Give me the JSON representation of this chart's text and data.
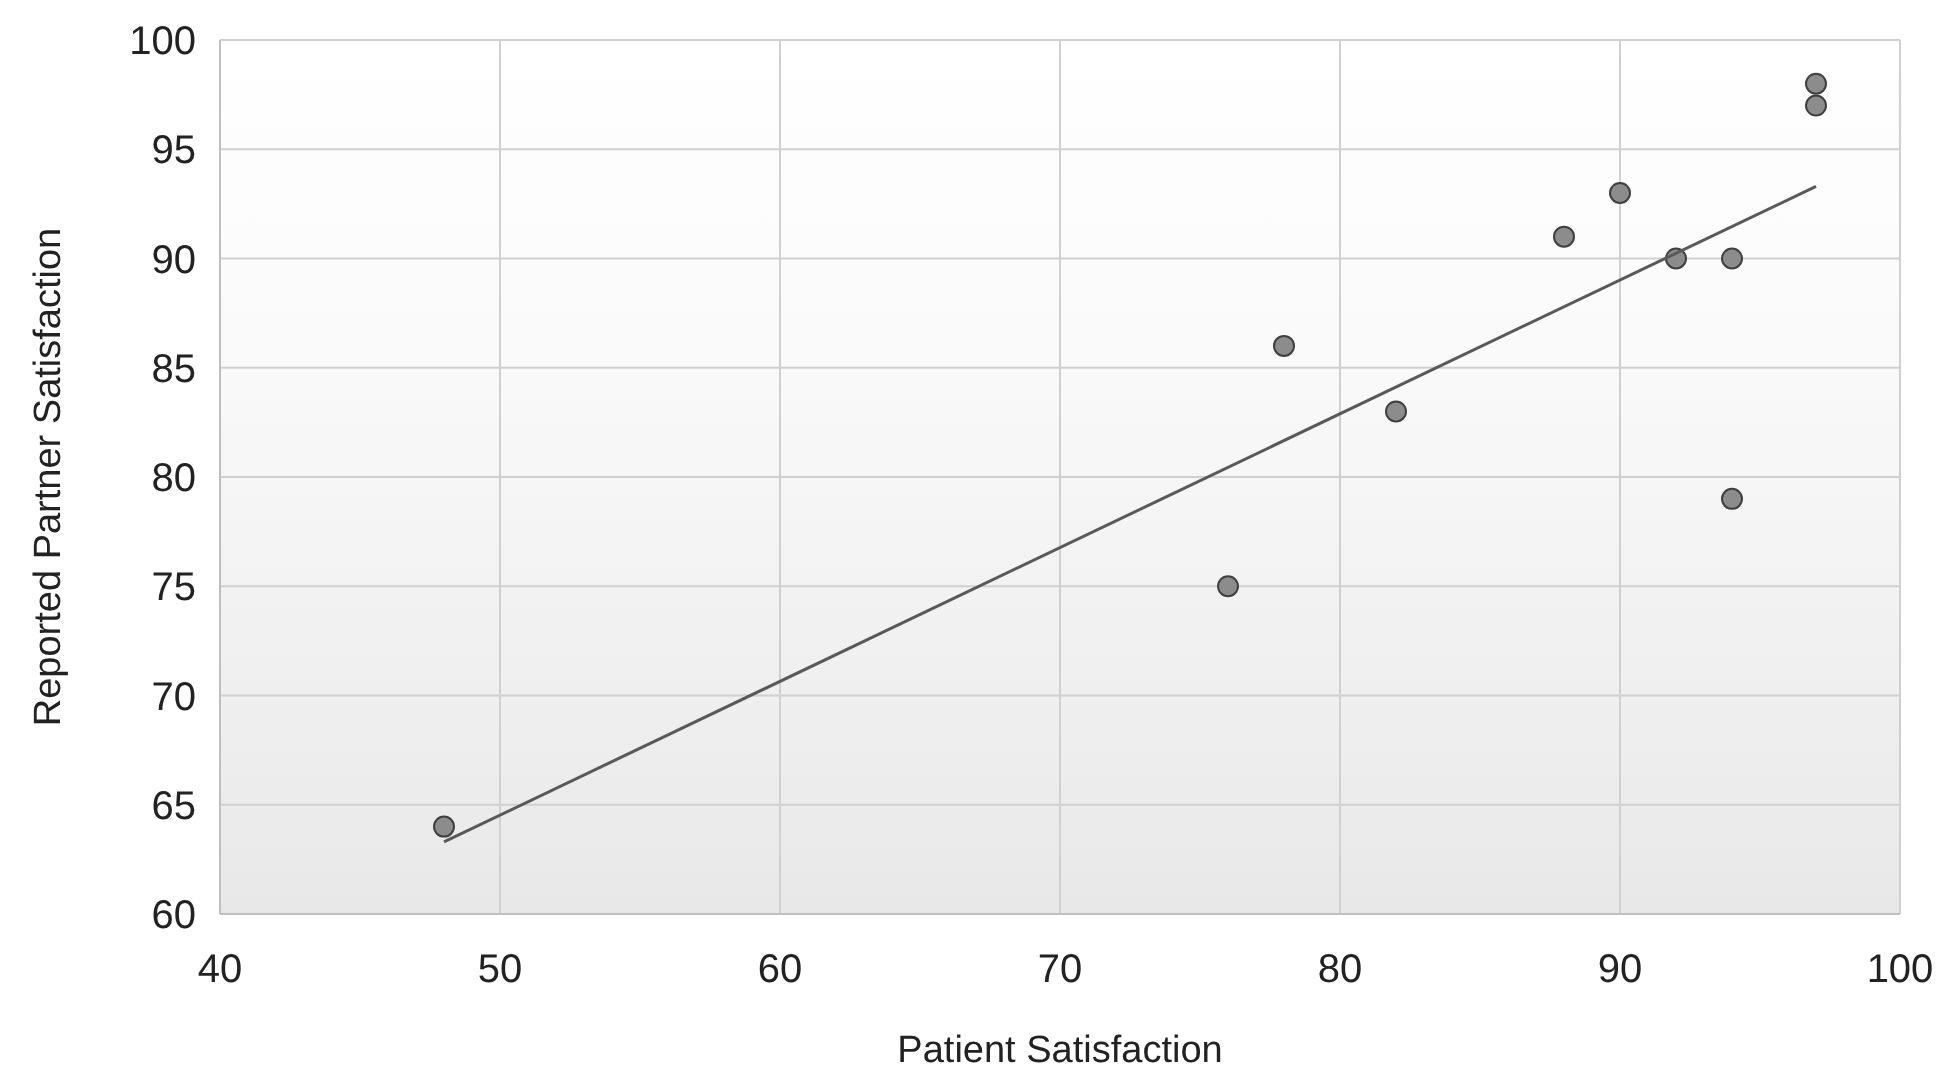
{
  "chart_data": {
    "type": "scatter",
    "xlabel": "Patient Satisfaction",
    "ylabel": "Reported Partner Satisfaction",
    "xlim": [
      40,
      100
    ],
    "xticks": [
      40,
      50,
      60,
      70,
      80,
      90,
      100
    ],
    "ylim": [
      60,
      100
    ],
    "yticks": [
      60,
      65,
      70,
      75,
      80,
      85,
      90,
      95,
      100
    ],
    "grid": true,
    "marker": "circle",
    "series": [
      {
        "color": "#8c8c8c",
        "x": [
          48,
          76,
          78,
          82,
          88,
          90,
          92,
          94,
          94,
          97,
          97
        ],
        "values": [
          64,
          75,
          86,
          83,
          91,
          93,
          90,
          90,
          79,
          98,
          97
        ]
      },
      {
        "type": "line",
        "marker": "none",
        "color": "#595959",
        "x": [
          48,
          97
        ],
        "values": [
          63.3,
          93.3
        ]
      }
    ]
  }
}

---+---

WRITTEN TASK ::
Repeat every record above exactly, but leave out any pictures.

THE REPLY ::
Give me the JSON representation of this chart's text and data.
{
  "chart_data": {
    "type": "scatter",
    "xlabel": "Patient Satisfaction",
    "ylabel": "Reported Partner Satisfaction",
    "xlim": [
      40,
      100
    ],
    "xticks": [
      40,
      50,
      60,
      70,
      80,
      90,
      100
    ],
    "ylim": [
      60,
      100
    ],
    "yticks": [
      60,
      65,
      70,
      75,
      80,
      85,
      90,
      95,
      100
    ],
    "grid": true,
    "marker": "circle",
    "series": [
      {
        "color": "#8c8c8c",
        "x": [
          48,
          76,
          78,
          82,
          88,
          90,
          92,
          94,
          94,
          97,
          97
        ],
        "values": [
          64,
          75,
          86,
          83,
          91,
          93,
          90,
          90,
          79,
          98,
          97
        ]
      },
      {
        "type": "line",
        "marker": "none",
        "color": "#595959",
        "x": [
          48,
          97
        ],
        "values": [
          63.3,
          93.3
        ]
      }
    ]
  }
}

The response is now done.